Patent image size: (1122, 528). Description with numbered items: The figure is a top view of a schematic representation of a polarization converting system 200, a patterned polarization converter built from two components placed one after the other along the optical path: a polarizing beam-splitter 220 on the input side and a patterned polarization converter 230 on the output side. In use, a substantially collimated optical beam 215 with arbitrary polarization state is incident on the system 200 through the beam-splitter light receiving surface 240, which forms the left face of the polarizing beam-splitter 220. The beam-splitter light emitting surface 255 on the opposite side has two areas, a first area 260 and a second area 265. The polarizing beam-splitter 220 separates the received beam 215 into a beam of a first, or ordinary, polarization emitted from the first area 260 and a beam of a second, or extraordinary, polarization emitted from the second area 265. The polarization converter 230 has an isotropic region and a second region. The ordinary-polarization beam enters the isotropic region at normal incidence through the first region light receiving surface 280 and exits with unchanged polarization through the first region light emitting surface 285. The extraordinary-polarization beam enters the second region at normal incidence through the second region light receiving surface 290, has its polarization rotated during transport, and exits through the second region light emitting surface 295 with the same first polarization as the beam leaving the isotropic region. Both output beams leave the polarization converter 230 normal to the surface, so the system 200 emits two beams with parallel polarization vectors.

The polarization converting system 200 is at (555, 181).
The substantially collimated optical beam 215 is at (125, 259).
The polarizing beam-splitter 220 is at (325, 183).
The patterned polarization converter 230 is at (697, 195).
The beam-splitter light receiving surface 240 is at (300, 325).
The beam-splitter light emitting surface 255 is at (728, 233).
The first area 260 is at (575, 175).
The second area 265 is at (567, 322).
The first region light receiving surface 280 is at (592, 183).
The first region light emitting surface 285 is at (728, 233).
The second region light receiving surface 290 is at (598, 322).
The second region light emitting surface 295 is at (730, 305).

#####

Exercise objective:
Please reproduce the listing above word for word, every line of it.

Result:
Patent image size: (1122, 528). Description with numbered items: The figure is a top view of a schematic representation of a polarization converting system 200, a patterned polarization converter built from two components placed one after the other along the optical path: a polarizing beam-splitter 220 on the input side and a patterned polarization converter 230 on the output side. In use, a substantially collimated optical beam 215 with arbitrary polarization state is incident on the system 200 through the beam-splitter light receiving surface 240, which forms the left face of the polarizing beam-splitter 220. The beam-splitter light emitting surface 255 on the opposite side has two areas, a first area 260 and a second area 265. The polarizing beam-splitter 220 separates the received beam 215 into a beam of a first, or ordinary, polarization emitted from the first area 260 and a beam of a second, or extraordinary, polarization emitted from the second area 265. The polarization converter 230 has an isotropic region and a second region. The ordinary-polarization beam enters the isotropic region at normal incidence through the first region light receiving surface 280 and exits with unchanged polarization through the first region light emitting surface 285. The extraordinary-polarization beam enters the second region at normal incidence through the second region light receiving surface 290, has its polarization rotated during transport, and exits through the second region light emitting surface 295 with the same first polarization as the beam leaving the isotropic region. Both output beams leave the polarization converter 230 normal to the surface, so the system 200 emits two beams with parallel polarization vectors.

The polarization converting system 200 is at (555, 181).
The substantially collimated optical beam 215 is at (125, 259).
The polarizing beam-splitter 220 is at (325, 183).
The patterned polarization converter 230 is at (697, 195).
The beam-splitter light receiving surface 240 is at (300, 325).
The beam-splitter light emitting surface 255 is at (728, 233).
The first area 260 is at (575, 175).
The second area 265 is at (567, 322).
The first region light receiving surface 280 is at (592, 183).
The first region light emitting surface 285 is at (728, 233).
The second region light receiving surface 290 is at (598, 322).
The second region light emitting surface 295 is at (730, 305).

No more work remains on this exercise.